* EXERCISE: Render every line of the entries below as a JSON list of strings, one string per line, skipping blank lines and leaving out the pictures.

* AVAILABLE DATA:
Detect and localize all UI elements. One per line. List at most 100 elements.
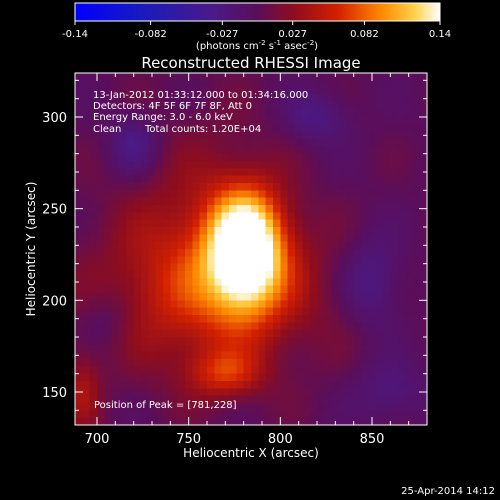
heatmap-cell [339, 271, 347, 279]
heatmap-cell [251, 241, 259, 250]
heatmap-cell [75, 109, 83, 118]
annotation-energy: Energy Range: 3.0 - 6.0 keV [93, 112, 233, 123]
heatmap-cell [192, 337, 201, 345]
heatmap-cell [221, 212, 230, 221]
heatmap-cell [412, 366, 421, 375]
heatmap-cell [119, 366, 127, 375]
heatmap-cell [280, 175, 289, 184]
heatmap-cell [295, 271, 303, 279]
heatmap-cell [119, 263, 127, 272]
heatmap-cell [368, 359, 377, 367]
heatmap-cell [280, 153, 289, 162]
heatmap-cell [199, 146, 208, 155]
heatmap-cell [375, 175, 384, 184]
heatmap-cell [265, 410, 274, 419]
heatmap-cell [207, 388, 215, 397]
heatmap-cell [361, 249, 369, 257]
heatmap-cell [265, 300, 274, 309]
heatmap-cell [273, 241, 281, 250]
heatmap-cell [82, 139, 91, 147]
heatmap-cell [397, 322, 406, 331]
heatmap-cell [390, 146, 399, 155]
heatmap-cell [375, 344, 384, 353]
heatmap-cell [295, 278, 303, 287]
heatmap-cell [170, 109, 179, 118]
heatmap-cell [368, 329, 377, 338]
heatmap-cell [331, 388, 340, 397]
heatmap-cell [383, 205, 391, 213]
heatmap-cell [214, 278, 223, 287]
heatmap-cell [236, 256, 245, 265]
heatmap-cell [163, 366, 171, 375]
heatmap-cell [163, 388, 171, 397]
heatmap-cell [221, 359, 230, 367]
heatmap-cell [375, 197, 384, 206]
heatmap-cell [302, 417, 311, 425]
heatmap-cell [280, 344, 289, 353]
heatmap-cell [412, 417, 421, 425]
heatmap-cell [302, 139, 311, 147]
heatmap-cell [405, 388, 413, 397]
heatmap-cell [397, 161, 406, 169]
heatmap-cell [155, 205, 164, 213]
heatmap-cell [339, 117, 347, 125]
heatmap-cell [397, 285, 406, 294]
heatmap-cell [251, 87, 259, 96]
heatmap-cell [383, 271, 391, 279]
heatmap-cell [265, 329, 274, 338]
heatmap-cell [251, 395, 259, 404]
heatmap-cell [221, 102, 230, 111]
heatmap-cell [155, 146, 164, 155]
heatmap-cell [368, 161, 377, 169]
heatmap-cell [353, 131, 362, 140]
heatmap-cell [339, 197, 347, 206]
heatmap-cell [133, 373, 142, 382]
heatmap-cell [273, 388, 281, 397]
heatmap-cell [192, 146, 201, 155]
heatmap-cell [163, 278, 171, 287]
heatmap-cell [199, 278, 208, 287]
heatmap-cell [346, 227, 355, 235]
heatmap-cell [383, 139, 391, 147]
heatmap-cell [126, 271, 135, 279]
heatmap-cell [133, 117, 142, 125]
heatmap-cell [199, 139, 208, 147]
heatmap-cell [141, 197, 149, 206]
heatmap-cell [104, 410, 113, 419]
heatmap-cell [214, 80, 223, 89]
heatmap-cell [339, 95, 347, 103]
heatmap-cell [251, 329, 259, 338]
heatmap-cell [119, 307, 127, 316]
heatmap-cell [89, 175, 98, 184]
heatmap-cell [243, 315, 252, 323]
heatmap-cell [302, 278, 311, 287]
heatmap-cell [111, 205, 120, 213]
heatmap-cell [148, 212, 157, 221]
heatmap-cell [148, 153, 157, 162]
heatmap-cell [331, 337, 340, 345]
heatmap-cell [309, 249, 318, 257]
heatmap-cell [119, 241, 127, 250]
heatmap-cell [185, 205, 193, 213]
heatmap-cell [361, 131, 369, 140]
heatmap-cell [192, 175, 201, 184]
heatmap-cell [163, 417, 171, 425]
heatmap-cell [397, 329, 406, 338]
heatmap-cell [104, 373, 113, 382]
heatmap-cell [265, 249, 274, 257]
heatmap-cell [229, 366, 237, 375]
heatmap-cell [185, 241, 193, 250]
heatmap-cell [280, 212, 289, 221]
heatmap-cell [236, 241, 245, 250]
heatmap-cell [295, 124, 303, 133]
heatmap-cell [155, 329, 164, 338]
heatmap-cell [75, 153, 83, 162]
heatmap-cell [383, 146, 391, 155]
heatmap-cell [170, 95, 179, 103]
heatmap-cell [89, 183, 98, 191]
heatmap-cell [177, 293, 186, 301]
heatmap-cell [295, 263, 303, 272]
heatmap-cell [155, 337, 164, 345]
heatmap-cell [141, 102, 149, 111]
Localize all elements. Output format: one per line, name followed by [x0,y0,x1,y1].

* IN RESPONSE:
[
  "Detect and localize all UI elements. One per line. List at most 100 elements.",
  "heatmap-cell [339, 271, 347, 279]",
  "heatmap-cell [251, 241, 259, 250]",
  "heatmap-cell [75, 109, 83, 118]",
  "annotation-energy: Energy Range: 3.0 - 6.0 keV [93, 112, 233, 123]",
  "heatmap-cell [192, 337, 201, 345]",
  "heatmap-cell [221, 212, 230, 221]",
  "heatmap-cell [412, 366, 421, 375]",
  "heatmap-cell [119, 366, 127, 375]",
  "heatmap-cell [280, 175, 289, 184]",
  "heatmap-cell [295, 271, 303, 279]",
  "heatmap-cell [119, 263, 127, 272]",
  "heatmap-cell [368, 359, 377, 367]",
  "heatmap-cell [280, 153, 289, 162]",
  "heatmap-cell [199, 146, 208, 155]",
  "heatmap-cell [375, 175, 384, 184]",
  "heatmap-cell [265, 410, 274, 419]",
  "heatmap-cell [207, 388, 215, 397]",
  "heatmap-cell [361, 249, 369, 257]",
  "heatmap-cell [265, 300, 274, 309]",
  "heatmap-cell [273, 241, 281, 250]",
  "heatmap-cell [82, 139, 91, 147]",
  "heatmap-cell [397, 322, 406, 331]",
  "heatmap-cell [390, 146, 399, 155]",
  "heatmap-cell [375, 344, 384, 353]",
  "heatmap-cell [295, 278, 303, 287]",
  "heatmap-cell [170, 109, 179, 118]",
  "heatmap-cell [368, 329, 377, 338]",
  "heatmap-cell [331, 388, 340, 397]",
  "heatmap-cell [383, 205, 391, 213]",
  "heatmap-cell [214, 278, 223, 287]",
  "heatmap-cell [236, 256, 245, 265]",
  "heatmap-cell [163, 366, 171, 375]",
  "heatmap-cell [163, 388, 171, 397]",
  "heatmap-cell [221, 359, 230, 367]",
  "heatmap-cell [375, 197, 384, 206]",
  "heatmap-cell [302, 417, 311, 425]",
  "heatmap-cell [280, 344, 289, 353]",
  "heatmap-cell [412, 417, 421, 425]",
  "heatmap-cell [302, 139, 311, 147]",
  "heatmap-cell [405, 388, 413, 397]",
  "heatmap-cell [397, 161, 406, 169]",
  "heatmap-cell [155, 205, 164, 213]",
  "heatmap-cell [339, 117, 347, 125]",
  "heatmap-cell [397, 285, 406, 294]",
  "heatmap-cell [251, 87, 259, 96]",
  "heatmap-cell [383, 271, 391, 279]",
  "heatmap-cell [265, 329, 274, 338]",
  "heatmap-cell [251, 395, 259, 404]",
  "heatmap-cell [221, 102, 230, 111]",
  "heatmap-cell [155, 146, 164, 155]",
  "heatmap-cell [368, 161, 377, 169]",
  "heatmap-cell [353, 131, 362, 140]",
  "heatmap-cell [339, 197, 347, 206]",
  "heatmap-cell [133, 373, 142, 382]",
  "heatmap-cell [273, 388, 281, 397]",
  "heatmap-cell [192, 146, 201, 155]",
  "heatmap-cell [163, 278, 171, 287]",
  "heatmap-cell [199, 278, 208, 287]",
  "heatmap-cell [346, 227, 355, 235]",
  "heatmap-cell [383, 139, 391, 147]",
  "heatmap-cell [126, 271, 135, 279]",
  "heatmap-cell [133, 117, 142, 125]",
  "heatmap-cell [199, 139, 208, 147]",
  "heatmap-cell [141, 197, 149, 206]",
  "heatmap-cell [104, 410, 113, 419]",
  "heatmap-cell [214, 80, 223, 89]",
  "heatmap-cell [339, 95, 347, 103]",
  "heatmap-cell [251, 329, 259, 338]",
  "heatmap-cell [119, 307, 127, 316]",
  "heatmap-cell [89, 175, 98, 184]",
  "heatmap-cell [243, 315, 252, 323]",
  "heatmap-cell [302, 278, 311, 287]",
  "heatmap-cell [111, 205, 120, 213]",
  "heatmap-cell [148, 212, 157, 221]",
  "heatmap-cell [148, 153, 157, 162]",
  "heatmap-cell [331, 337, 340, 345]",
  "heatmap-cell [309, 249, 318, 257]",
  "heatmap-cell [119, 241, 127, 250]",
  "heatmap-cell [185, 205, 193, 213]",
  "heatmap-cell [361, 131, 369, 140]",
  "heatmap-cell [192, 175, 201, 184]",
  "heatmap-cell [163, 417, 171, 425]",
  "heatmap-cell [397, 329, 406, 338]",
  "heatmap-cell [104, 373, 113, 382]",
  "heatmap-cell [265, 249, 274, 257]",
  "heatmap-cell [229, 366, 237, 375]",
  "heatmap-cell [185, 241, 193, 250]",
  "heatmap-cell [280, 212, 289, 221]",
  "heatmap-cell [236, 241, 245, 250]",
  "heatmap-cell [295, 124, 303, 133]",
  "heatmap-cell [155, 329, 164, 338]",
  "heatmap-cell [75, 153, 83, 162]",
  "heatmap-cell [383, 146, 391, 155]",
  "heatmap-cell [170, 95, 179, 103]",
  "heatmap-cell [89, 183, 98, 191]",
  "heatmap-cell [177, 293, 186, 301]",
  "heatmap-cell [295, 263, 303, 272]",
  "heatmap-cell [155, 337, 164, 345]",
  "heatmap-cell [141, 102, 149, 111]",
  "Localize all elements. Output format: one per line, name followed by [x0,y0,x1,y1]."
]